• TEXT SHOWN:
Because some countries and locations are obviously more expensive than others to serve in, the LDS Church introduced a program to equalize the financial responsibility for each missionary.
Roberts (or his family) will be expected to contribute $400 a month to a church general missionary fund. Those funds will cover the cost of his food, lodging, transportation, and personal items needed.
Since a missionary’s time is fully occupied with mission work, Roberts will not have any other job or occupation during the two years. Part of his challenge and experience will be managing to live on $400 a month.
Roberts will have one “preparation day” a week for taking care of his personal needs such as laundry and grocery shopping. He will also be expected to use that day to correspond (by mail) with family and friends who wish to stay in touch with him. Letters and “care packages” are greatly anticipated by missionaries, even those who stay within the United States. Roberts is hopeful people will remember him with prayers and packages.

• DATASET RECORDS:
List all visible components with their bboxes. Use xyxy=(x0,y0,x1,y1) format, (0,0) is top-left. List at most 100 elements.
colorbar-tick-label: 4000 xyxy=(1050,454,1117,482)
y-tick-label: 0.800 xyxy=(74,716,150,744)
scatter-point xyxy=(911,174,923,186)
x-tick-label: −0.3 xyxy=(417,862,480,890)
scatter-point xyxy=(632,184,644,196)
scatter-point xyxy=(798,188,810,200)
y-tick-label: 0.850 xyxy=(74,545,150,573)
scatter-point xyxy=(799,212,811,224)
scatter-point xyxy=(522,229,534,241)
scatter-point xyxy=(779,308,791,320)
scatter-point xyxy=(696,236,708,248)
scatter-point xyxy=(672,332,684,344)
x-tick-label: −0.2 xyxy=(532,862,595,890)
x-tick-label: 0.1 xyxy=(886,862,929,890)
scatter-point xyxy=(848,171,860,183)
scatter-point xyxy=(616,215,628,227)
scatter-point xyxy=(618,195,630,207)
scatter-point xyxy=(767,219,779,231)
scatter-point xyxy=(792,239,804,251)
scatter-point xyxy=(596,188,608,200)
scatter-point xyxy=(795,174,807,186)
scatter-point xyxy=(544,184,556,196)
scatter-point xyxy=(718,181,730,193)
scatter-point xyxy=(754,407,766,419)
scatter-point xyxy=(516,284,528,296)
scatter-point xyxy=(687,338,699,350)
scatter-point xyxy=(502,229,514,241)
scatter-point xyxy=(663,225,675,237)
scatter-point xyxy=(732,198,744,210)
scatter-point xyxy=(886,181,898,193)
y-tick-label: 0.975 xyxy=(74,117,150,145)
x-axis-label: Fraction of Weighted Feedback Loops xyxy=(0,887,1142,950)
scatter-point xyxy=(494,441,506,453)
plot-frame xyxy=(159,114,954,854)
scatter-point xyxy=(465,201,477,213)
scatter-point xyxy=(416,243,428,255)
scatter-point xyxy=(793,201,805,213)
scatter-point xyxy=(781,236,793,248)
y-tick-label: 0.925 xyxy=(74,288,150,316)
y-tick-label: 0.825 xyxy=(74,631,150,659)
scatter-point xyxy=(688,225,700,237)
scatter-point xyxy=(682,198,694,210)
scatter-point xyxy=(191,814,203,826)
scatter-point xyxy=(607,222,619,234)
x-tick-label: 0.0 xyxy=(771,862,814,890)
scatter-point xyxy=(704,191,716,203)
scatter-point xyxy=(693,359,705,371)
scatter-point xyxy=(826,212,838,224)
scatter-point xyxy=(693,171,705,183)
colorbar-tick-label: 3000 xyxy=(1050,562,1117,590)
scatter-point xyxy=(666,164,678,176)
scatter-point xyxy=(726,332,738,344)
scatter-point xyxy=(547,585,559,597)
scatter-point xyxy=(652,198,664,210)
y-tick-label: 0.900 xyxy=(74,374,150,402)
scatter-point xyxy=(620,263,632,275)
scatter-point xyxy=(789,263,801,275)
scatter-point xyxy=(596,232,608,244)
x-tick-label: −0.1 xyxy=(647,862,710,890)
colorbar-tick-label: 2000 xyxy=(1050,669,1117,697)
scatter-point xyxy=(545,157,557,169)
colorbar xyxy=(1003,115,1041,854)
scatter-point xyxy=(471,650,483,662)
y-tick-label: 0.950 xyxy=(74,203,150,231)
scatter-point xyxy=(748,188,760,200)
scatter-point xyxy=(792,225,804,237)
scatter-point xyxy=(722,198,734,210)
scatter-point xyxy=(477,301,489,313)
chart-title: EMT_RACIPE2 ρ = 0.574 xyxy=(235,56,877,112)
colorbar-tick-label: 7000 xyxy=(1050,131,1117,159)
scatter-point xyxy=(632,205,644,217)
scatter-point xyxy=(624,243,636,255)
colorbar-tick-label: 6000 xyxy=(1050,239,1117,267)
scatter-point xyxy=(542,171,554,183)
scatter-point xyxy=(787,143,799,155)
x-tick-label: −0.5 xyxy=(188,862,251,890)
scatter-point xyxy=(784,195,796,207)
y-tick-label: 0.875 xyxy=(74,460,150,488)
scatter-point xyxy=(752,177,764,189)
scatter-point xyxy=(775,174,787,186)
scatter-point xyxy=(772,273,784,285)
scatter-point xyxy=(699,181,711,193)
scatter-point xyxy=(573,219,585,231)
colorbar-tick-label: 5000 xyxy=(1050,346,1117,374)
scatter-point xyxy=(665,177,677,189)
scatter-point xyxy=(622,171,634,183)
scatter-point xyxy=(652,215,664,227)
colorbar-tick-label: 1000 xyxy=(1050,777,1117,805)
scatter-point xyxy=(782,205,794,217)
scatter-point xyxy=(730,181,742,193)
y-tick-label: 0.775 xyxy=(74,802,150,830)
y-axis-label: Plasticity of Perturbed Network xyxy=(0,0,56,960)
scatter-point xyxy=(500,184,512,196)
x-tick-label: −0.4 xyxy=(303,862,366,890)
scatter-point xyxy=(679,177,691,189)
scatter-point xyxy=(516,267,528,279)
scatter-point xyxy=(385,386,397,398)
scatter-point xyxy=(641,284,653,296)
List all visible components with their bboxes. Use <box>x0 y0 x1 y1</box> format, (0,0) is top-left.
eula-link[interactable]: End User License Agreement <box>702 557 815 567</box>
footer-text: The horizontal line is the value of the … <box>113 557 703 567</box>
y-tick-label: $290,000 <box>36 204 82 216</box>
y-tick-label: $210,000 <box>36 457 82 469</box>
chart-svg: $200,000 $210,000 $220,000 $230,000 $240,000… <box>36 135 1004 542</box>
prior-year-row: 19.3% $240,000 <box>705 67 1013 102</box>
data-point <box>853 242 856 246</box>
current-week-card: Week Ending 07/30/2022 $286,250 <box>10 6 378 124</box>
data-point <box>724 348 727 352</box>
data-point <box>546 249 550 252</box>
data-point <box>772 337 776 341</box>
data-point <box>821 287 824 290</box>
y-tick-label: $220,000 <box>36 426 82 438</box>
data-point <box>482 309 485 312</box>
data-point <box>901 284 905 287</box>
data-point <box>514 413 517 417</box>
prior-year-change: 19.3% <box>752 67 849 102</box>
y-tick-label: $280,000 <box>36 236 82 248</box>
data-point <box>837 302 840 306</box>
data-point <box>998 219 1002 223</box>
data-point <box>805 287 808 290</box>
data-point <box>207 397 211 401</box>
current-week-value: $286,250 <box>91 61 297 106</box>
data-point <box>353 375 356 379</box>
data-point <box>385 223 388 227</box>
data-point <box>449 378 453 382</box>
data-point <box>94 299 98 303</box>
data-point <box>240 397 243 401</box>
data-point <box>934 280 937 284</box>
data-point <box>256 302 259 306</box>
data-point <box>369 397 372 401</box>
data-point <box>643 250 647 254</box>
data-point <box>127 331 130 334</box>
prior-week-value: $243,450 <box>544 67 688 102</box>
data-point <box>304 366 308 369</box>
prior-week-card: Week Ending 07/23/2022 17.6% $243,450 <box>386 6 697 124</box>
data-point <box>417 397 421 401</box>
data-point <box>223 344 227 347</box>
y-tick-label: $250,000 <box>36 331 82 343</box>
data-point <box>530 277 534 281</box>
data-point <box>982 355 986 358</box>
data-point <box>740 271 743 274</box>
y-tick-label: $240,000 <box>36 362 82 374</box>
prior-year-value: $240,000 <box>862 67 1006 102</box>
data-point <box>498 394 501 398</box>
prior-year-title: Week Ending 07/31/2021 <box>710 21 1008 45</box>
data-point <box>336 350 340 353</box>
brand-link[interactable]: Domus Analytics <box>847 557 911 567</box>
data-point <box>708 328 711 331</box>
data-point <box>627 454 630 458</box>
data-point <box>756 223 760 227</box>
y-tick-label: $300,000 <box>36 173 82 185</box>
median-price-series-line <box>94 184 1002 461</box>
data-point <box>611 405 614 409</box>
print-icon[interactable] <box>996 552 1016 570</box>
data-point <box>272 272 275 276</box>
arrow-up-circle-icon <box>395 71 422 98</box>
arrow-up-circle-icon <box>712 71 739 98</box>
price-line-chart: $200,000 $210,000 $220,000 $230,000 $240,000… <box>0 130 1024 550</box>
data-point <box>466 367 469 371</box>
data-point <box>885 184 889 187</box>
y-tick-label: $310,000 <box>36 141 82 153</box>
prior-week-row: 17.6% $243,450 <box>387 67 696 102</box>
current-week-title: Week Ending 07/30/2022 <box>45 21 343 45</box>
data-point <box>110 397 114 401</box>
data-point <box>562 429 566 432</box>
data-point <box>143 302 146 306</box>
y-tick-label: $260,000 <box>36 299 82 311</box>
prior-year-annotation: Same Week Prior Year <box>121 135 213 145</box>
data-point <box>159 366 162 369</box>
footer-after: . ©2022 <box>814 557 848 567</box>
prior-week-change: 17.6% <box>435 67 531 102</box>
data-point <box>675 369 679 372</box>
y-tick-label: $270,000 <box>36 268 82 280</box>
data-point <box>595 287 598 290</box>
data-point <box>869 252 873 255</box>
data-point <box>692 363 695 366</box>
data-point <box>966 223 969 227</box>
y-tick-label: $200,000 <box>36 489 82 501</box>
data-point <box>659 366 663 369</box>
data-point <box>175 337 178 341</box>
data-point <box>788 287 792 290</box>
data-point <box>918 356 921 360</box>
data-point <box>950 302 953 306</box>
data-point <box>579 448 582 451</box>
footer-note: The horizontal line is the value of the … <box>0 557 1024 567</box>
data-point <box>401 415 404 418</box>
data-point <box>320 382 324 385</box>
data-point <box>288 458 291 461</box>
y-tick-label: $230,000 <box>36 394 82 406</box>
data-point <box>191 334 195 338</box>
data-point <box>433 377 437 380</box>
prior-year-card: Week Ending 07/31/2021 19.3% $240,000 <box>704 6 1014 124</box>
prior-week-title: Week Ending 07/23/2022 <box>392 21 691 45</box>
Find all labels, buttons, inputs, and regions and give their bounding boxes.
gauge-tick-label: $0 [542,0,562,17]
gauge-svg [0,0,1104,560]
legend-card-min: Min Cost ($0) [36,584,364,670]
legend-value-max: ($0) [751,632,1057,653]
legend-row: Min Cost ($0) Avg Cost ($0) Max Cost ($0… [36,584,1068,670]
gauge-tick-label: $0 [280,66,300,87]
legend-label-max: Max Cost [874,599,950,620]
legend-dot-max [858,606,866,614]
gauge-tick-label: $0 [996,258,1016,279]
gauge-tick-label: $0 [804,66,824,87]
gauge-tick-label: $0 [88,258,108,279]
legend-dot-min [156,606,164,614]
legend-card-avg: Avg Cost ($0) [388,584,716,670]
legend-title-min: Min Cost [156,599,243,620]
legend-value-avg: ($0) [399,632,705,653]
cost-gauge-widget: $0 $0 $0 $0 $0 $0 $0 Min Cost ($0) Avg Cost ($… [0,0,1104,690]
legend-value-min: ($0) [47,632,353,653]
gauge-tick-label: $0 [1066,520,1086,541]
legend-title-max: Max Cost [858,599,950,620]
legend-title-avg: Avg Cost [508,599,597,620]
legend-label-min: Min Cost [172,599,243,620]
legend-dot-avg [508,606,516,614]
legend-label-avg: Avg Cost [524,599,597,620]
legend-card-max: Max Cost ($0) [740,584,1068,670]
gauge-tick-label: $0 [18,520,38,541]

• QUESTIONS:
a: According to the text about Roberts's mission, how much is he or his family expected to contribute each month to the church general missionary fund?
b: Resume the text about Roberts's mission, picking up after its last sentence.
The records were taken from a different source than the text.

• RESPONSES PER TASK:
a: $400 a month.

b:
A different lifestyle
Mission life could be a bit of culture shock for a young man that is used to the freedoms enjoyed by most people his age.
Missionaries are not allowed to use cell phones (and Roberts has logged more than 9,000 text messages in a single month).
Missionaries are allowed to call their parents only twice each year (on Mother’s Day and Christmas). E-mail use is limited to church business.
The only link Roberts will have with friends and family during his two-year mission is letters.
He explained that the intention is to allow missionaries to focus on their mission, and said the outside world can be distracting and stressful.
Dating is also prohibited, but Roberts said he expects his days to be full.
He will be expected to be up by 6:30 a.m. to exercise and study, and after breakfast, he will be out meeting people in public and at appointments.
The routine continues after lunch, and he will have to be back in his apartment by 9:30 p.m., and in bed by 10:30 p.m.
Roberts said the dress code requires a minimum of dress pants, a white shirt, and a sport coat. Missionaries must also be clean-shaven and have short, well-kept hair, because they are representing the church.
Roberts said he is looking forward to mission work, and expects it to be a life-altering experience.
“I hope to grow up a little,” he said.
Roberts has not yet decided what he will do after his two years are up.
“I might just disappear off the face of the earth for awhile, and see where the wind takes me,” he commented.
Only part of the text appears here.